→ Your task: Reproduce the listing exactly, with no pictures in your copy.

→ Records provided:
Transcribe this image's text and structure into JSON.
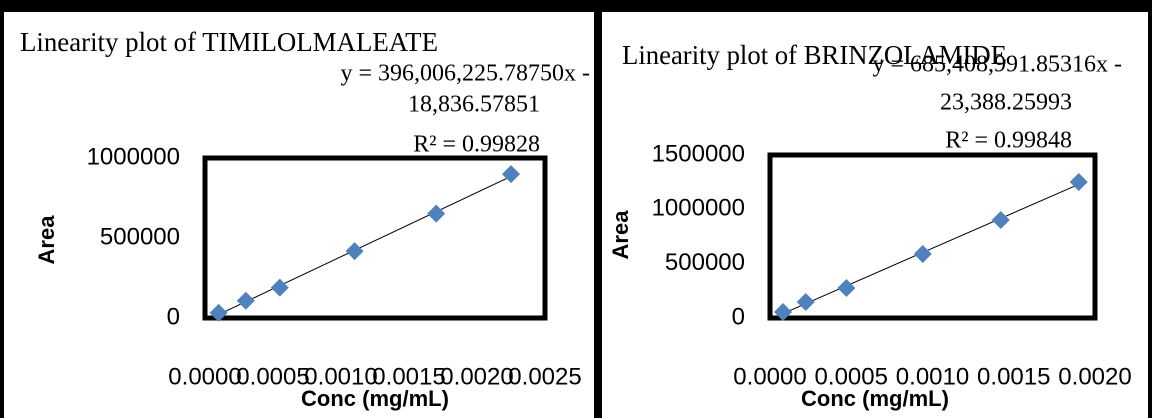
{
  "chart_data": [
    {
      "type": "scatter",
      "title": "Linearity plot of TIMILOLMALEATE",
      "equation": [
        "y = 396,006,225.78750x -",
        "18,836.57851"
      ],
      "r_squared": "R² = 0.99828",
      "x_label": "Conc (mg/mL)",
      "y_label": "Area",
      "x": [
        0.0001,
        0.0003,
        0.00055,
        0.0011,
        0.0017,
        0.00225
      ],
      "values": [
        32000,
        108000,
        190000,
        418000,
        652000,
        899000
      ],
      "color": "#4f81bd",
      "trendline": true,
      "xlim": [
        0,
        0.0025
      ],
      "xticks": [
        {
          "value": 0,
          "label": "0.0000"
        },
        {
          "value": 0.0005,
          "label": "0.0005"
        },
        {
          "value": 0.001,
          "label": "0.0010"
        },
        {
          "value": 0.0015,
          "label": "0.0015"
        },
        {
          "value": 0.002,
          "label": "0.0020"
        },
        {
          "value": 0.0025,
          "label": "0.0025"
        }
      ],
      "ylim": [
        0,
        1000000
      ],
      "yticks": [
        0,
        500000,
        1000000
      ],
      "grid": false
    },
    {
      "type": "scatter",
      "title": "Linearity plot of BRINZOLAMIDE",
      "equation": [
        "y = 685,408,991.85316x -",
        "23,388.25993"
      ],
      "r_squared": "R² = 0.99848",
      "x_label": "Conc (mg/mL)",
      "y_label": "Area",
      "x": [
        8e-05,
        0.00022,
        0.00047,
        0.00094,
        0.00142,
        0.0019
      ],
      "values": [
        55000,
        147000,
        276000,
        589000,
        902000,
        1251000
      ],
      "color": "#4f81bd",
      "trendline": true,
      "xlim": [
        0,
        0.002
      ],
      "xticks": [
        {
          "value": 0,
          "label": "0.0000"
        },
        {
          "value": 0.0005,
          "label": "0.0005"
        },
        {
          "value": 0.001,
          "label": "0.0010"
        },
        {
          "value": 0.0015,
          "label": "0.0015"
        },
        {
          "value": 0.002,
          "label": "0.0020"
        }
      ],
      "ylim": [
        0,
        1500000
      ],
      "yticks": [
        0,
        500000,
        1000000,
        1500000
      ],
      "grid": false
    }
  ]
}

→ Correct answer:
Transcribe this image's text and structure into JSON.
{
  "chart_data": [
    {
      "type": "scatter",
      "title": "Linearity plot of TIMILOLMALEATE",
      "equation": [
        "y = 396,006,225.78750x -",
        "18,836.57851"
      ],
      "r_squared": "R² = 0.99828",
      "x_label": "Conc (mg/mL)",
      "y_label": "Area",
      "x": [
        0.0001,
        0.0003,
        0.00055,
        0.0011,
        0.0017,
        0.00225
      ],
      "values": [
        32000,
        108000,
        190000,
        418000,
        652000,
        899000
      ],
      "color": "#4f81bd",
      "trendline": true,
      "xlim": [
        0,
        0.0025
      ],
      "xticks": [
        {
          "value": 0,
          "label": "0.0000"
        },
        {
          "value": 0.0005,
          "label": "0.0005"
        },
        {
          "value": 0.001,
          "label": "0.0010"
        },
        {
          "value": 0.0015,
          "label": "0.0015"
        },
        {
          "value": 0.002,
          "label": "0.0020"
        },
        {
          "value": 0.0025,
          "label": "0.0025"
        }
      ],
      "ylim": [
        0,
        1000000
      ],
      "yticks": [
        0,
        500000,
        1000000
      ],
      "grid": false
    },
    {
      "type": "scatter",
      "title": "Linearity plot of BRINZOLAMIDE",
      "equation": [
        "y = 685,408,991.85316x -",
        "23,388.25993"
      ],
      "r_squared": "R² = 0.99848",
      "x_label": "Conc (mg/mL)",
      "y_label": "Area",
      "x": [
        8e-05,
        0.00022,
        0.00047,
        0.00094,
        0.00142,
        0.0019
      ],
      "values": [
        55000,
        147000,
        276000,
        589000,
        902000,
        1251000
      ],
      "color": "#4f81bd",
      "trendline": true,
      "xlim": [
        0,
        0.002
      ],
      "xticks": [
        {
          "value": 0,
          "label": "0.0000"
        },
        {
          "value": 0.0005,
          "label": "0.0005"
        },
        {
          "value": 0.001,
          "label": "0.0010"
        },
        {
          "value": 0.0015,
          "label": "0.0015"
        },
        {
          "value": 0.002,
          "label": "0.0020"
        }
      ],
      "ylim": [
        0,
        1500000
      ],
      "yticks": [
        0,
        500000,
        1000000,
        1500000
      ],
      "grid": false
    }
  ]
}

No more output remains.